Aim:
Report back each line of the records that contains the string "مطابق".

Supplied data:
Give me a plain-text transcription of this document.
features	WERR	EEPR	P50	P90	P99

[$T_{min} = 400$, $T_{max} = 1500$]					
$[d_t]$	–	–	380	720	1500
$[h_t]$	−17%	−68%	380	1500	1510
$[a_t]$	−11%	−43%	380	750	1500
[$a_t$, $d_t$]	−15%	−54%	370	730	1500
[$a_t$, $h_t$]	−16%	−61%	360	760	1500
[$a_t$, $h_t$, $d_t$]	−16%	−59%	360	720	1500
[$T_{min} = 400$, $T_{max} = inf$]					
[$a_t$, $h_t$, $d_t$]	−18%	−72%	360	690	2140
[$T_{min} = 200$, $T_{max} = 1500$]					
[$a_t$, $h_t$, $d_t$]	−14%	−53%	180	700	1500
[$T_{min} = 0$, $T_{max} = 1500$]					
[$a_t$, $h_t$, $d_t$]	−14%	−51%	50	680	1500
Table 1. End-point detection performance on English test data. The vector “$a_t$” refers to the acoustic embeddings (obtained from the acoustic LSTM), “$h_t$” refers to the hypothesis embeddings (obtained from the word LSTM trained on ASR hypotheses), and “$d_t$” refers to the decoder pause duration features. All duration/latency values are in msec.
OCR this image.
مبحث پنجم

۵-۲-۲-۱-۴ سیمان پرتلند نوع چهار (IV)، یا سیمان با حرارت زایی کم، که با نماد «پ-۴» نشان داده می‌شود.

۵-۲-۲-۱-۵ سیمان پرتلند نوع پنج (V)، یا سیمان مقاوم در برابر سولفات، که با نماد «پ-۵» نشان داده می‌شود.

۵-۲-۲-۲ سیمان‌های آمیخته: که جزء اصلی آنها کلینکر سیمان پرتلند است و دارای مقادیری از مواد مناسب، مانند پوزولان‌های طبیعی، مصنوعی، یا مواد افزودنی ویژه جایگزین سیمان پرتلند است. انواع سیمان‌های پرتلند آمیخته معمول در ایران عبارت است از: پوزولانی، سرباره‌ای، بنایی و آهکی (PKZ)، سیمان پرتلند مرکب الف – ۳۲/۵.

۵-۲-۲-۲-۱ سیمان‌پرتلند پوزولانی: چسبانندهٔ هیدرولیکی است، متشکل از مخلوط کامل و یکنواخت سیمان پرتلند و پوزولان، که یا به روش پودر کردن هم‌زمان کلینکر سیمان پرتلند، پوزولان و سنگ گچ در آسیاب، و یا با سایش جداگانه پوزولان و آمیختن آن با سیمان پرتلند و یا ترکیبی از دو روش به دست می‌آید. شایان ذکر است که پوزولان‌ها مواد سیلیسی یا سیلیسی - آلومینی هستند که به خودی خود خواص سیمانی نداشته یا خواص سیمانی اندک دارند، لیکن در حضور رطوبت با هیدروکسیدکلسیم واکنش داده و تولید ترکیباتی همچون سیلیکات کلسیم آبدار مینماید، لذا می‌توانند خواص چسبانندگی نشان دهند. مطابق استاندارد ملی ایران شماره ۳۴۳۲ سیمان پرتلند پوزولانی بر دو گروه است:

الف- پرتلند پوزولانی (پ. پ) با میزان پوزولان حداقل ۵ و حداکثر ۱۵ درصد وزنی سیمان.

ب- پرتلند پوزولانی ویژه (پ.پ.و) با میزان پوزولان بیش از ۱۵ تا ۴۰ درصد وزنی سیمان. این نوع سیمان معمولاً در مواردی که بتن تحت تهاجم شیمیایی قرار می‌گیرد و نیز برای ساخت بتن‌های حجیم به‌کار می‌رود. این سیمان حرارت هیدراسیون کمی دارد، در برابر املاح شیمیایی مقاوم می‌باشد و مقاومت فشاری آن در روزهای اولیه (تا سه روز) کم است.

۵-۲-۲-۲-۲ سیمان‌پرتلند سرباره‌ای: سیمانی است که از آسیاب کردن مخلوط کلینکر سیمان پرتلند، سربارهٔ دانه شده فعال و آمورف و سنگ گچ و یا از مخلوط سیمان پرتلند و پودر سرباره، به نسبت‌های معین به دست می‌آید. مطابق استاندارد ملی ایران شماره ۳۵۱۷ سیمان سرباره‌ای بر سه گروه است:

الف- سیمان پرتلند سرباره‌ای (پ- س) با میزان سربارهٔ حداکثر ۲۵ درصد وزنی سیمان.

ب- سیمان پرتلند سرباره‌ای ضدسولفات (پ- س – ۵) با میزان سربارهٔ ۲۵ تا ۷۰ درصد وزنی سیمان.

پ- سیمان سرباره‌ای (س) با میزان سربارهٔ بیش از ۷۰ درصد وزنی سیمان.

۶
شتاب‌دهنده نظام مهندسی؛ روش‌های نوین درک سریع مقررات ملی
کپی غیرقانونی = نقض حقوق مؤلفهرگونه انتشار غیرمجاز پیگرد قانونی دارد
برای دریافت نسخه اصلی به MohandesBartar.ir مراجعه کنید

Output below:
۵-۲-۲-۲-۱ سیمان‌پرتلند پوزولانی: چسبانندهٔ هیدرولیکی است، متشکل از مخلوط کامل و یکنواخت سیمان پرتلند و پوزولان، که یا به روش پودر کردن هم‌زمان کلینکر سیمان پرتلند، پوزولان و سنگ گچ در آسیاب، و یا با سایش جداگانه پوزولان و آمیختن آن با سیمان پرتلند و یا ترکیبی از دو روش به دست می‌آید. شایان ذکر است که پوزولان‌ها مواد سیلیسی یا سیلیسی - آلومینی هستند که به خودی خود خواص سیمانی نداشته یا خواص سیمانی اندک دارند، لیکن در حضور رطوبت با هیدروکسیدکلسیم واکنش داده و تولید ترکیباتی همچون سیلیکات کلسیم آبدار مینماید، لذا می‌توانند خواص چسبانندگی نشان دهند. مطابق استاندارد ملی ایران شماره ۳۴۳۲ سیمان پرتلند پوزولانی بر دو گروه است:
۵-۲-۲-۲-۲ سیمان‌پرتلند سرباره‌ای: سیمانی است که از آسیاب کردن مخلوط کلینکر سیمان پرتلند، سربارهٔ دانه شده فعال و آمورف و سنگ گچ و یا از مخلوط سیمان پرتلند و پودر سرباره، به نسبت‌های معین به دست می‌آید. مطابق استاندارد ملی ایران شماره ۳۵۱۷ سیمان سرباره‌ای بر سه گروه است:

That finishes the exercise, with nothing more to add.